--- START ---

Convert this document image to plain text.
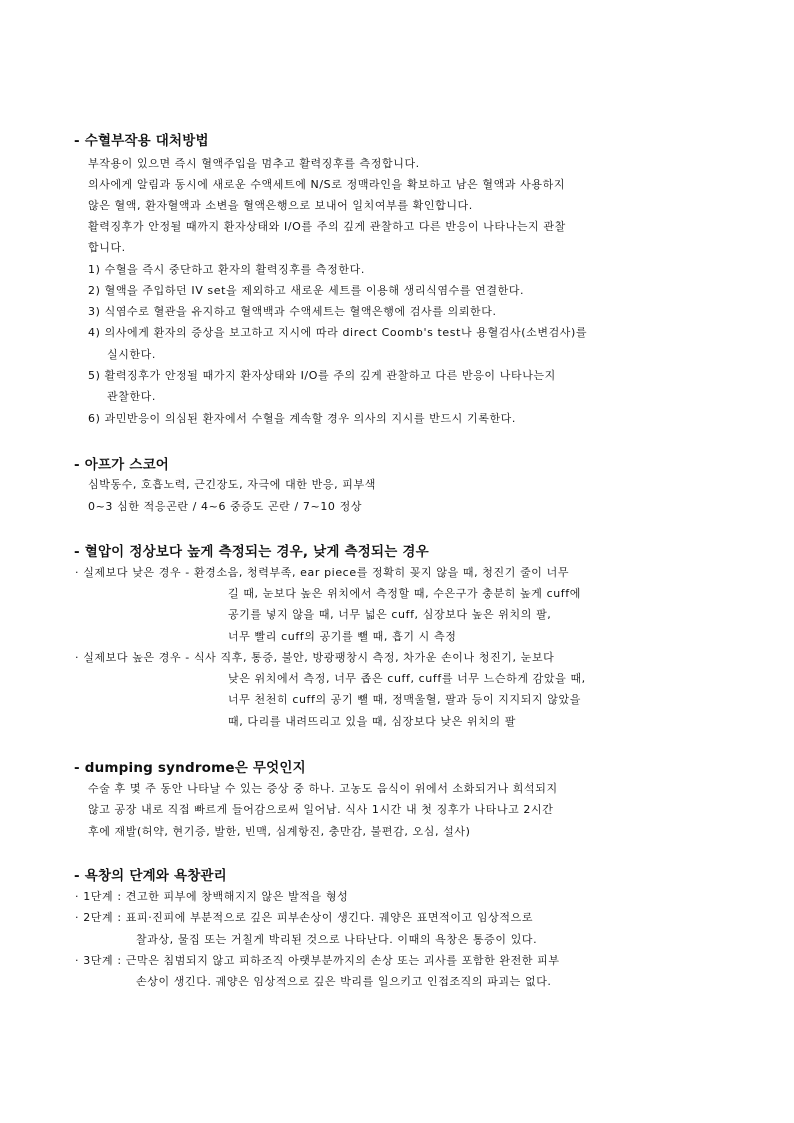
- 수혈부작용 대처방법
부작용이 있으면 즉시 혈액주입을 멈추고 활력징후를 측정합니다.
의사에게 알림과 동시에 새로운 수액세트에 N/S로 정맥라인을 확보하고 남은 혈액과 사용하지
않은 혈액, 환자혈액과 소변을 혈액은행으로 보내어 일치여부를 확인합니다.
활력징후가 안정될 때까지 환자상태와 I/O를 주의 깊게 관찰하고 다른 반응이 나타나는지 관찰
합니다.
1) 수혈을 즉시 중단하고 환자의 활력징후를 측정한다.
2) 혈액을 주입하던 IV set을 제외하고 새로운 세트를 이용해 생리식염수를 연결한다.
3) 식염수로 혈관을 유지하고 혈액백과 수액세트는 혈액은행에 검사를 의뢰한다.
4) 의사에게 환자의 증상을 보고하고 지시에 따라 direct Coomb's test나 용혈검사(소변검사)를
실시한다.
5) 활력징후가 안정될 때가지 환자상태와 I/O를 주의 깊게 관찰하고 다른 반응이 나타나는지
관찰한다.
6) 과민반응이 의심된 환자에서 수혈을 계속할 경우 의사의 지시를 반드시 기록한다.
- 아프가 스코어
심박동수, 호흡노력, 근긴장도, 자극에 대한 반응, 피부색
0~3 심한 적응곤란 / 4~6 중증도 곤란 / 7~10 정상
- 혈압이 정상보다 높게 측정되는 경우, 낮게 측정되는 경우
· 실제보다 낮은 경우 - 환경소음, 청력부족, ear piece를 정확히 꽂지 않을 때, 청진기 줄이 너무
길 때, 눈보다 높은 위치에서 측정할 때, 수은구가 충분히 높게 cuff에
공기를 넣지 않을 때, 너무 넓은 cuff, 심장보다 높은 위치의 팔,
너무 빨리 cuff의 공기를 뺄 때, 흡기 시 측정
· 실제보다 높은 경우 - 식사 직후, 통증, 불안, 방광팽창시 측정, 차가운 손이나 청진기, 눈보다
낮은 위치에서 측정, 너무 좁은 cuff, cuff를 너무 느슨하게 감았을 때,
너무 천천히 cuff의 공기 뺄 때, 정맥울혈, 팔과 등이 지지되지 않았을
때, 다리를 내려뜨리고 있을 때, 심장보다 낮은 위치의 팔
- dumping syndrome은 무엇인지
수술 후 몇 주 동안 나타날 수 있는 증상 중 하나. 고농도 음식이 위에서 소화되거나 희석되지
않고 공장 내로 직접 빠르게 들어감으로써 일어남. 식사 1시간 내 첫 징후가 나타나고 2시간
후에 재발(허약, 현기증, 발한, 빈맥, 심계항진, 충만감, 불편감, 오심, 설사)
- 욕창의 단계와 욕창관리
· 1단계 : 견고한 피부에 창백해지지 않은 발적을 형성
· 2단계 : 표피·진피에 부분적으로 깊은 피부손상이 생긴다. 궤양은 표면적이고 임상적으로
찰과상, 물집 또는 거칠게 박리된 것으로 나타난다. 이때의 욕창은 통증이 있다.
· 3단계 : 근막은 침범되지 않고 피하조직 아랫부분까지의 손상 또는 괴사를 포함한 완전한 피부
손상이 생긴다. 궤양은 임상적으로 깊은 박리를 일으키고 인접조직의 파괴는 없다.
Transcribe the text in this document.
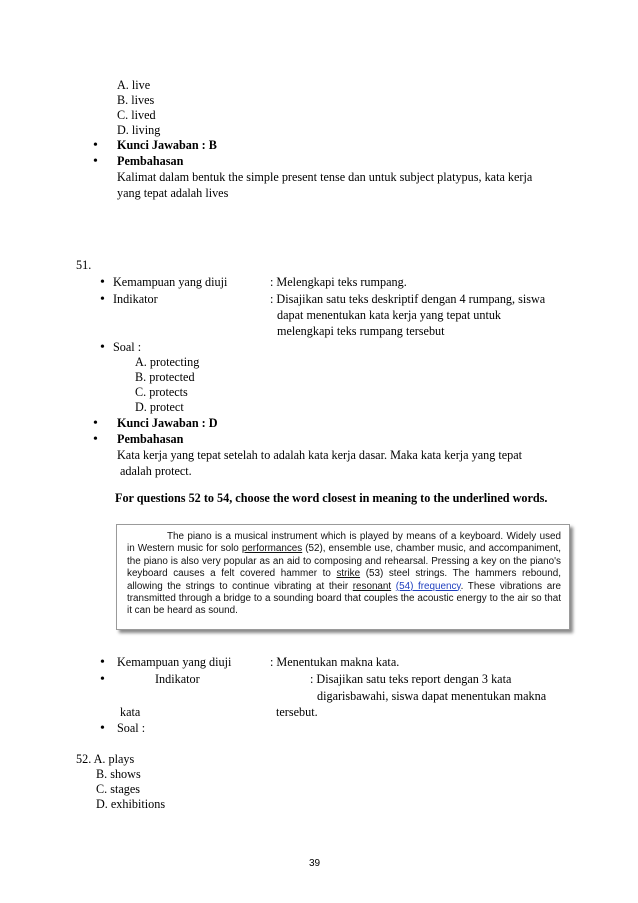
A. live
B. lives
C. lived
D. living
•
Kunci Jawaban : B
•
Pembahasan
Kalimat dalam bentuk the simple present tense dan untuk subject platypus, kata kerja
yang tepat adalah lives
51.
•
Kemampuan yang diuji	: Melengkapi teks rumpang.
•
Indikator	: Disajikan satu teks deskriptif dengan 4 rumpang, siswa
dapat menentukan kata kerja yang tepat untuk
melengkapi teks rumpang tersebut
•
Soal :
A. protecting
B. protected
C. protects
D. protect
•
Kunci Jawaban : D
•
Pembahasan
Kata kerja yang tepat setelah to adalah kata kerja dasar. Maka kata kerja yang tepat
adalah protect.
For questions 52 to 54, choose the word closest in meaning to the underlined words.

The piano is a musical instrument which is played by means of a keyboard. Widely used in Western music for solo performances (52), ensemble use, chamber music, and accompaniment, the piano is also very popular as an aid to composing and rehearsal. Pressing a key on the piano's keyboard causes a felt covered hammer to strike (53) steel strings. The hammers rebound, allowing the strings to continue vibrating at their resonant (54) frequency. These vibrations are transmitted through a bridge to a sounding board that couples the acoustic energy to the air so that it can be heard as sound.

•
Kemampuan yang diuji	: Menentukan makna kata.
•
Indikator	: Disajikan satu teks report dengan 3 kata
digarisbawahi, siswa dapat menentukan makna
kata	tersebut.
•
Soal :
52. A. plays
B. shows
C. stages
D. exhibitions
39
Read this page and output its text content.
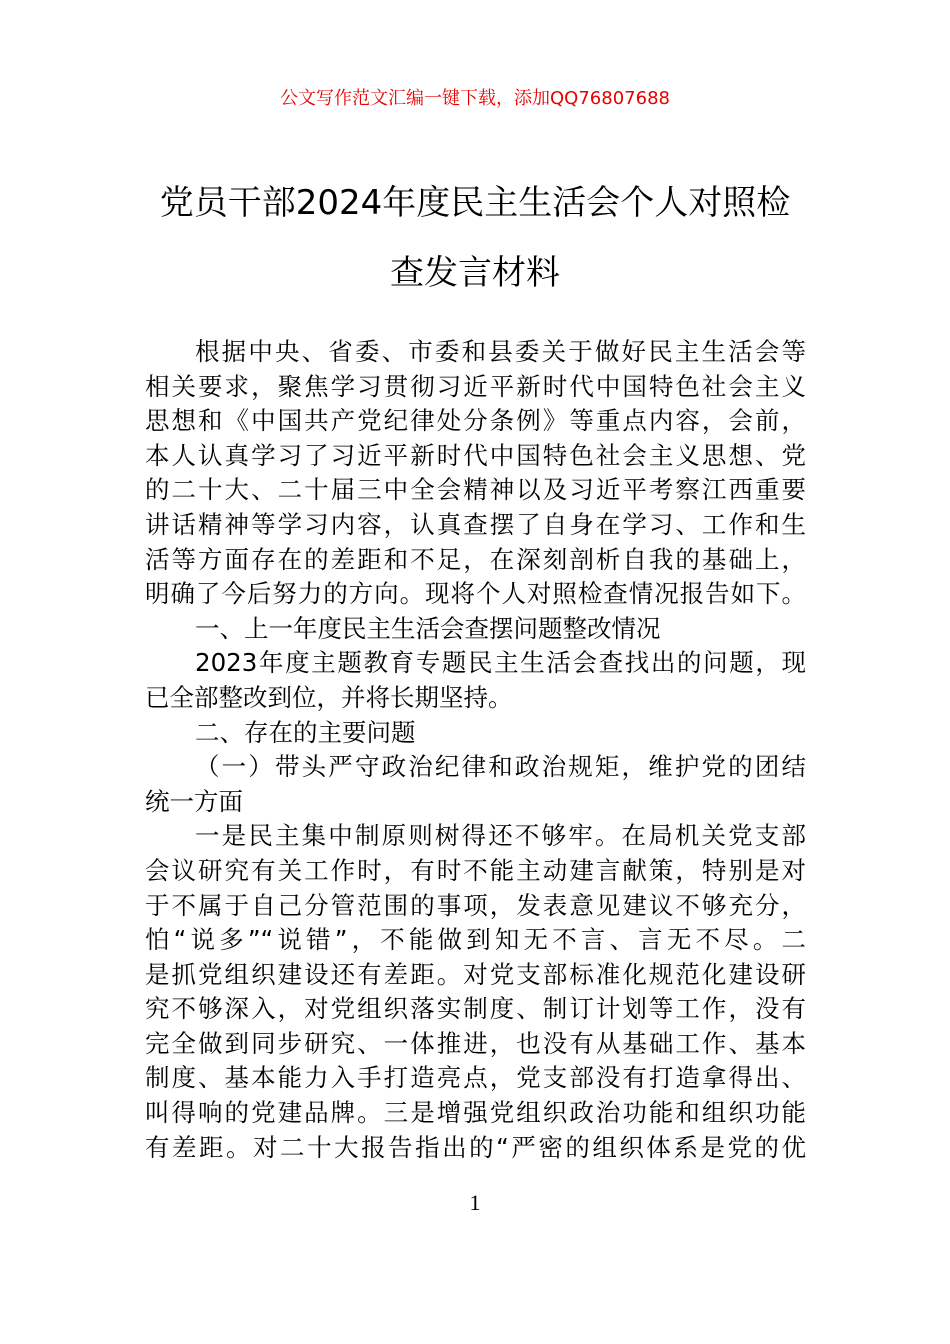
公文写作范文汇编一键下载，添加QQ76807688
党员干部2024年度民主生活会个人对照检
查发言材料
根据中央、省委、市委和县委关于做好民主生活会等
相关要求，聚焦学习贯彻习近平新时代中国特色社会主义
思想和《中国共产党纪律处分条例》等重点内容，会前，
本人认真学习了习近平新时代中国特色社会主义思想、党
的二十大、二十届三中全会精神以及习近平考察江西重要
讲话精神等学习内容，认真查摆了自身在学习、工作和生
活等方面存在的差距和不足，在深刻剖析自我的基础上，
明确了今后努力的方向。现将个人对照检查情况报告如下。
一、上一年度民主生活会查摆问题整改情况
2023年度主题教育专题民主生活会查找出的问题，现
已全部整改到位，并将长期坚持。
二、存在的主要问题
（一）带头严守政治纪律和政治规矩，维护党的团结
统一方面
一是民主集中制原则树得还不够牢。在局机关党支部
会议研究有关工作时，有时不能主动建言献策，特别是对
于不属于自己分管范围的事项，发表意见建议不够充分，
怕“说多”“说错”，不能做到知无不言、言无不尽。二
是抓党组织建设还有差距。对党支部标准化规范化建设研
究不够深入，对党组织落实制度、制订计划等工作，没有
完全做到同步研究、一体推进，也没有从基础工作、基本
制度、基本能力入手打造亮点，党支部没有打造拿得出、
叫得响的党建品牌。三是增强党组织政治功能和组织功能
有差距。对二十大报告指出的“严密的组织体系是党的优
1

--- END ---

AIM: Each line that holds the word "심장보다" should be extracted from the records.

EXPECTED ANSWER:
공기를 넣지 않을 때, 너무 넓은 cuff, 심장보다 높은 위치의 팔,
때, 다리를 내려뜨리고 있을 때, 심장보다 낮은 위치의 팔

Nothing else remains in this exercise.